* Текст страницы *
****************************************

Высшее образование: несколько неприятных вопросов. Мнение Юлии Чернявской

Источник материала:  
07.06.2017 17:56 — Новости Общества
Юлия Чернявская, преподаватель, культуролог, литератор

В одной из недавних статей я попыталась описать слом между предыдущими и нынешним поколением студентов. Разумеется, речь велась не столько о людях, сколько о тенденциях. В конце статьи я пообещала вскрыть причины этого печального явления. Что ж, взялся за гуж… Не претендую на единственную истину: причин много, они переплетены так, что не разъять. Скажу лишь о нескольких, но всеобщих. За свою жизнь я работала в четырех (часто в двух одновременно) университетах, да и коллеги извне рассказывают то же самое… Так что не частная это проблема, отнюдь нет.

Первое. Установка на всеобщность высшего образования

Сперва о тенденции. По отчету ЮНЕСКО, ныне в мире высшее образование получают около 150 миллионов. Это вдвое больше, чем в 2000 году. Вдвое — за полтора десятка лет! Хорошо это или плохо?

У нас, в Беларуси, высшее образование получает 90 с лишним процентов молодежи. Оно стало массовым. Молодым нужен диплом, востребованный на рынке труда, а университетам нужно выжить, удержаться на плаву, что в нынешних экономических условиях не так-то просто.

****************************************

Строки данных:
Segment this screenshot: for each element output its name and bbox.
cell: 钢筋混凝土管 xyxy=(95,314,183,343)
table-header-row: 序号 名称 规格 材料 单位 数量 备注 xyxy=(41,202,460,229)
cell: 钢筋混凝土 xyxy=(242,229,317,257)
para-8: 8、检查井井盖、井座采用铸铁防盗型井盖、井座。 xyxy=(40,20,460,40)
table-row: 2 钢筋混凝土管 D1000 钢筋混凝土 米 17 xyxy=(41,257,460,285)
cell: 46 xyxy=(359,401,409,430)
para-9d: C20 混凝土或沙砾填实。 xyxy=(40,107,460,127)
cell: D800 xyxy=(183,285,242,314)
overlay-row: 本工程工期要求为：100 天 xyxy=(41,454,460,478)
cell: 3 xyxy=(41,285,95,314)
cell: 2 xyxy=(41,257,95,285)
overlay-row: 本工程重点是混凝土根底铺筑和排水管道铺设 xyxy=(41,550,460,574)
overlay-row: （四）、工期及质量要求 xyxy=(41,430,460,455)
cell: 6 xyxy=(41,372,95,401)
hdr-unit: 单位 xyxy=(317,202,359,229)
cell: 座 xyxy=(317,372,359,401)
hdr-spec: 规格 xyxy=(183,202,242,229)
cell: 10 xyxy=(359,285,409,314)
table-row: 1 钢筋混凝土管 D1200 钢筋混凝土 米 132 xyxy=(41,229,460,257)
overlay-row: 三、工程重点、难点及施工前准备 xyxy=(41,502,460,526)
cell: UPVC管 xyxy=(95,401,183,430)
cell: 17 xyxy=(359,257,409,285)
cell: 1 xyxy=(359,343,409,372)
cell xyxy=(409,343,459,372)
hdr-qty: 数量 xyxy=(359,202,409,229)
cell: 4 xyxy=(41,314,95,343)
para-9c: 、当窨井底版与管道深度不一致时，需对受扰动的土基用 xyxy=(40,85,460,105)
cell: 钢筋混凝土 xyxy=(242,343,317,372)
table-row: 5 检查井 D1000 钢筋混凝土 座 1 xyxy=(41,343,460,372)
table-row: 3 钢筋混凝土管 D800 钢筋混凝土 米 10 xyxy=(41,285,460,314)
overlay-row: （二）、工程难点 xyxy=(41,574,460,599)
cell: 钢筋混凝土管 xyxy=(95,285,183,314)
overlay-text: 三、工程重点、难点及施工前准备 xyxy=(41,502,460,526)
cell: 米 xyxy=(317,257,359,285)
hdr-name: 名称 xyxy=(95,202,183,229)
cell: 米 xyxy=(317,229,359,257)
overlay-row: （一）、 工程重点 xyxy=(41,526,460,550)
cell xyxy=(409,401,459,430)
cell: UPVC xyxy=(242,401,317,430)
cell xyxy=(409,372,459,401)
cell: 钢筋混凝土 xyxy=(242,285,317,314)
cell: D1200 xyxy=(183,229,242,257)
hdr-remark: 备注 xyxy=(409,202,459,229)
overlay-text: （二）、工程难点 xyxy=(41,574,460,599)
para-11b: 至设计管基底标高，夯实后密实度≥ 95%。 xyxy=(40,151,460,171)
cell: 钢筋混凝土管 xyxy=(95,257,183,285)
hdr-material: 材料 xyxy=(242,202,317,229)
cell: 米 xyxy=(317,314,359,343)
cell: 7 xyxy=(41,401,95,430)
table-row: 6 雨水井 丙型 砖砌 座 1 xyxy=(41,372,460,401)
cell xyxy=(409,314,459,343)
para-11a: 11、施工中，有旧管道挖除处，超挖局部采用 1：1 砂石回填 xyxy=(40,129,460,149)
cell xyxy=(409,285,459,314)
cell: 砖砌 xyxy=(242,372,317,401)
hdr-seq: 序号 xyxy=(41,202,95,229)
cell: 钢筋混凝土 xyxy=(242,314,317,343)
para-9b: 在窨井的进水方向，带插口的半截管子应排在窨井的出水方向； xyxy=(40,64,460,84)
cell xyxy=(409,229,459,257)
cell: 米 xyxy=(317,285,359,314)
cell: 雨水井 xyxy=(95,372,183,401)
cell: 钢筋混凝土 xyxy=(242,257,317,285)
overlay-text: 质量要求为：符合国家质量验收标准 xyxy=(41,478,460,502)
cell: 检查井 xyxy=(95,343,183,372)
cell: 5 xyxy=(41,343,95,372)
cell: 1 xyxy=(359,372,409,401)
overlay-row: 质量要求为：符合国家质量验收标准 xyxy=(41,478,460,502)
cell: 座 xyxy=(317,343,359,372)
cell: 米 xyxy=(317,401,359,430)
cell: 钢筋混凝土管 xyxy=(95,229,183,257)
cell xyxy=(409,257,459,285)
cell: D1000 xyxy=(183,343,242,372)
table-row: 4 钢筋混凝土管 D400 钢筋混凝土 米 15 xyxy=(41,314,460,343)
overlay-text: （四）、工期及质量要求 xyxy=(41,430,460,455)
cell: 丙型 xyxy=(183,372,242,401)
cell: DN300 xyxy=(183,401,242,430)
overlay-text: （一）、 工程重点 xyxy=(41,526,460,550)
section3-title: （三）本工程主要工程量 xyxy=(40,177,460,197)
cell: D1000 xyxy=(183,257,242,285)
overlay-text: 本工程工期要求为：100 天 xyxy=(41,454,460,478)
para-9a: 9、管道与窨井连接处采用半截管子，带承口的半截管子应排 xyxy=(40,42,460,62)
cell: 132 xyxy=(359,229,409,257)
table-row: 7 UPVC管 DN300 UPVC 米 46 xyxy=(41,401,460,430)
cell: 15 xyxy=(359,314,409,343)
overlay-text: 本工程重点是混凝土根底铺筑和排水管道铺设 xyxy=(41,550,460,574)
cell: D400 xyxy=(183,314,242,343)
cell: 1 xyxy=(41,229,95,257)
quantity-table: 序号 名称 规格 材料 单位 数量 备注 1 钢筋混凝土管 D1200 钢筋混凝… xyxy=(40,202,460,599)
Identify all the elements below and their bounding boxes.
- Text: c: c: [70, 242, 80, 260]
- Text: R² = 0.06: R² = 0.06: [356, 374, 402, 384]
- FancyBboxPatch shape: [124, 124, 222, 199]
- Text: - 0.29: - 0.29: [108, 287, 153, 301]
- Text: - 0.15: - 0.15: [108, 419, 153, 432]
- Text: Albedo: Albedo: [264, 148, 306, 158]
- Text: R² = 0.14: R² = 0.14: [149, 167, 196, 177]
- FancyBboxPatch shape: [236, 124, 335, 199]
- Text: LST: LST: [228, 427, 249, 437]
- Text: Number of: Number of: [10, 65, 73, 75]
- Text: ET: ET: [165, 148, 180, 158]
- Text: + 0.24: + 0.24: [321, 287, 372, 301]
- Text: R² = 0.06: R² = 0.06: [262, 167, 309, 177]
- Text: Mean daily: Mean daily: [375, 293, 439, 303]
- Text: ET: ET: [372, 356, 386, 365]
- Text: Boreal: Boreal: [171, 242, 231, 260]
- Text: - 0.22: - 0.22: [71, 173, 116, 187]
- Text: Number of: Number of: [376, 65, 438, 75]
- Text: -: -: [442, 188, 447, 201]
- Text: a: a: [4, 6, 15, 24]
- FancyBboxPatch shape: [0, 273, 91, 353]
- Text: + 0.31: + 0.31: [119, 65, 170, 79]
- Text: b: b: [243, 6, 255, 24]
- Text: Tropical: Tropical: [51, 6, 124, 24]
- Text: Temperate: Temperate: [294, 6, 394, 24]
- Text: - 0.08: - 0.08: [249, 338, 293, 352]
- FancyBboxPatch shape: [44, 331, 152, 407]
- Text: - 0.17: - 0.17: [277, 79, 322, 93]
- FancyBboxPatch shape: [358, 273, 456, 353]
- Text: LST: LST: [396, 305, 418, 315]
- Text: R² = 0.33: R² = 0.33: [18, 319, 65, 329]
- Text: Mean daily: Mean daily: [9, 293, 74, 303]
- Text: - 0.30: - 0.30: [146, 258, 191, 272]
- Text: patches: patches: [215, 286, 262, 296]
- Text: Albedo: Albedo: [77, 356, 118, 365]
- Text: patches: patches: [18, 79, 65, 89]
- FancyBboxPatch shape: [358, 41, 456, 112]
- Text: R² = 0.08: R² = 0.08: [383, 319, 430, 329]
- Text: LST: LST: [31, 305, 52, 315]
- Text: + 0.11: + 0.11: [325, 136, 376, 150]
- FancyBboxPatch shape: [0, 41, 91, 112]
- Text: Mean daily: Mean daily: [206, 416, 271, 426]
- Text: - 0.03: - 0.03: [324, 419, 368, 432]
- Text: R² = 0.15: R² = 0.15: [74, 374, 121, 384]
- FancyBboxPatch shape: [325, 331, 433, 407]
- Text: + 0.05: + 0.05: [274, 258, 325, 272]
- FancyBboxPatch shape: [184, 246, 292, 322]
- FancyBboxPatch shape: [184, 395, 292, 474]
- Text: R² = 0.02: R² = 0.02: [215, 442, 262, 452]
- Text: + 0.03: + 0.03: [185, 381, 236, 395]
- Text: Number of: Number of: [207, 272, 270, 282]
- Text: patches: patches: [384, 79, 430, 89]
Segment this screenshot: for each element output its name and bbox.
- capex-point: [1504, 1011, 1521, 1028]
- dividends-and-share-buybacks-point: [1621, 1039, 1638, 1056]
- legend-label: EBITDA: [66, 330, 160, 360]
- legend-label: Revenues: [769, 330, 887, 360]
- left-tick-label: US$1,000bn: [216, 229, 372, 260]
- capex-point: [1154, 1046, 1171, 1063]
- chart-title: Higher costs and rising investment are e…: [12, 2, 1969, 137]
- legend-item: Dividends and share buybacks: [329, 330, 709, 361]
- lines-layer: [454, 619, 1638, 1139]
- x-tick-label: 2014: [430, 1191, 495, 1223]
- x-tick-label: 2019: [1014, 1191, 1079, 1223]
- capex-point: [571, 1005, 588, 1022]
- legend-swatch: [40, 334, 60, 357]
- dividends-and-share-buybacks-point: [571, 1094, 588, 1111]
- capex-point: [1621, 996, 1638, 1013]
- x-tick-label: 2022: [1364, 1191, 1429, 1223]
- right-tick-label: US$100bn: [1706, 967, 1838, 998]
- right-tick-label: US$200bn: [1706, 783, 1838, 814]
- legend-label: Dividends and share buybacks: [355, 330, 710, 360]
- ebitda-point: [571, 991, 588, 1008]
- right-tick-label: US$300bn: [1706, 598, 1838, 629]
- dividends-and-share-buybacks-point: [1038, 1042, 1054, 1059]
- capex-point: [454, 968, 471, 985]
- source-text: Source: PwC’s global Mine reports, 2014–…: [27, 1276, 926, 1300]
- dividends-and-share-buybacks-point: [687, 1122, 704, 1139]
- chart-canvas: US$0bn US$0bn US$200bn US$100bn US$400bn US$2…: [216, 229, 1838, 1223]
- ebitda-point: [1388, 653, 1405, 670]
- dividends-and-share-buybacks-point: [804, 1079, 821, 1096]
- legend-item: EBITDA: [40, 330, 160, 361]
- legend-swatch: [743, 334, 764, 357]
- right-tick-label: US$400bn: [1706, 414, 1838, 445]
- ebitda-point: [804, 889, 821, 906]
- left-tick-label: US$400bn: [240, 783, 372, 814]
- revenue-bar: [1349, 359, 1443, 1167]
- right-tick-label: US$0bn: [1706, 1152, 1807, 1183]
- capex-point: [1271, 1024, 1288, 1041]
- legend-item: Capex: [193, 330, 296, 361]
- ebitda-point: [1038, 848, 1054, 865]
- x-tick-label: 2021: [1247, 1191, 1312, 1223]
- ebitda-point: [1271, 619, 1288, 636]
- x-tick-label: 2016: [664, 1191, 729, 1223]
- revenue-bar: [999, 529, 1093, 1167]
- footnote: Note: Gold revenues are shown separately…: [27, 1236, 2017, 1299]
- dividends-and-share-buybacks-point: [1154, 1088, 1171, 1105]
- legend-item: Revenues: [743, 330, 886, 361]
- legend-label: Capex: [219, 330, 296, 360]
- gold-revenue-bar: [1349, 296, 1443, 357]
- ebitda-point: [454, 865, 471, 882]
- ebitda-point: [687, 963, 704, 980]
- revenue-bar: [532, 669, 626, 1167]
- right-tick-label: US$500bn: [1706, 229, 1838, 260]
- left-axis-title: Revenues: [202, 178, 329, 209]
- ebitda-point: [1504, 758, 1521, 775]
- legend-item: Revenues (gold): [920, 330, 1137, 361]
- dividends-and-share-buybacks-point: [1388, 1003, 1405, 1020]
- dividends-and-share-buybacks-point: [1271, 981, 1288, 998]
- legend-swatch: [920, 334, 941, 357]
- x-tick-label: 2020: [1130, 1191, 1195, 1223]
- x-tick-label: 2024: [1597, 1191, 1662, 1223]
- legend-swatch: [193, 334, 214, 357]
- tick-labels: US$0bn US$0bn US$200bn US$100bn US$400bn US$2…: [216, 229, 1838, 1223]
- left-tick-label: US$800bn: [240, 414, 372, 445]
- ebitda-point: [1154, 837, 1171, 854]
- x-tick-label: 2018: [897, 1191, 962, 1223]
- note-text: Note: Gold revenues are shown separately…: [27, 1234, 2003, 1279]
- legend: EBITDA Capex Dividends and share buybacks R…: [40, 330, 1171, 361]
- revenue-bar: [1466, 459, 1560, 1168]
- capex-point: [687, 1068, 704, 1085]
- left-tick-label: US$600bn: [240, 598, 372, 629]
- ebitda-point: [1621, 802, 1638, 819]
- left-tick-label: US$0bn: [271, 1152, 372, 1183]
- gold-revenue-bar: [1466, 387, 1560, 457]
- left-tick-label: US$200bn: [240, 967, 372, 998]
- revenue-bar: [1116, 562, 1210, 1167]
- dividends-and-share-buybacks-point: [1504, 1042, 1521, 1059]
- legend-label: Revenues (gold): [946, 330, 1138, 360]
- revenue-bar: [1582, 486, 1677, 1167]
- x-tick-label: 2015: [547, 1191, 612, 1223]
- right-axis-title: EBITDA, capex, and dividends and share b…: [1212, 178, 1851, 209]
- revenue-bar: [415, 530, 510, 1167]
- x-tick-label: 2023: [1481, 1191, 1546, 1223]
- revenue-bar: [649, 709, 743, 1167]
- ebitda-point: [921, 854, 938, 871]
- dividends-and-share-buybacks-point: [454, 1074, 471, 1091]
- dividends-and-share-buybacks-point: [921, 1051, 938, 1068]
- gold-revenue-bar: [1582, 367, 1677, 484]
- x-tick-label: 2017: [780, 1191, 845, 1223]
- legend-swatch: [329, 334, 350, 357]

****************************************

* Что сделать *
1. Повторите строки из записей без изменений: с самой первой строки записей до строки с «overlay-row: 本工程工期要求为：100 天» включительно.
2. Продолжите статью о массовом высшем образовании с места после ее последнего предложения.

* Ответы по заданиям *
1.
Segment this screenshot: for each element output its name and bbox.
cell: 钢筋混凝土管 xyxy=(95,314,183,343)
table-header-row: 序号 名称 规格 材料 单位 数量 备注 xyxy=(41,202,460,229)
cell: 钢筋混凝土 xyxy=(242,229,317,257)
para-8: 8、检查井井盖、井座采用铸铁防盗型井盖、井座。 xyxy=(40,20,460,40)
table-row: 2 钢筋混凝土管 D1000 钢筋混凝土 米 17 xyxy=(41,257,460,285)
cell: 46 xyxy=(359,401,409,430)
para-9d: C20 混凝土或沙砾填实。 xyxy=(40,107,460,127)
cell: D800 xyxy=(183,285,242,314)
overlay-row: 本工程工期要求为：100 天 xyxy=(41,454,460,478)

2.
Фото: Вадим Замировский, TUT.BY

Беда в том, что массовое образование на корню уничтожает саму идею образования «высшего», элитарного, снижая планку его качества. Университетское образование ныне услуга, одна из других услуг. Знания по предмету трудоемки, затратны, менее привлекательны для современных юных умов. (Удивительно ли, что сейчас мы больше ценим не знания, а летучую, краткосрочную, противоречивую «информацию»?) Но именно эти, базисные, знания дают способность отличать главное от второстепенного, а также быть чувствительными к противоречиям — уметь отделять «зерна от плевел». Какое количество опровергающих друг друга «красивых фраз» в дипломах наших студентов! Беда не только в том, что сдирают из интернета, но и в том, что сдирают без разбора. Ведь тезисы противоречат друг другу, зато написано и там, и там красиво, «по-ученому».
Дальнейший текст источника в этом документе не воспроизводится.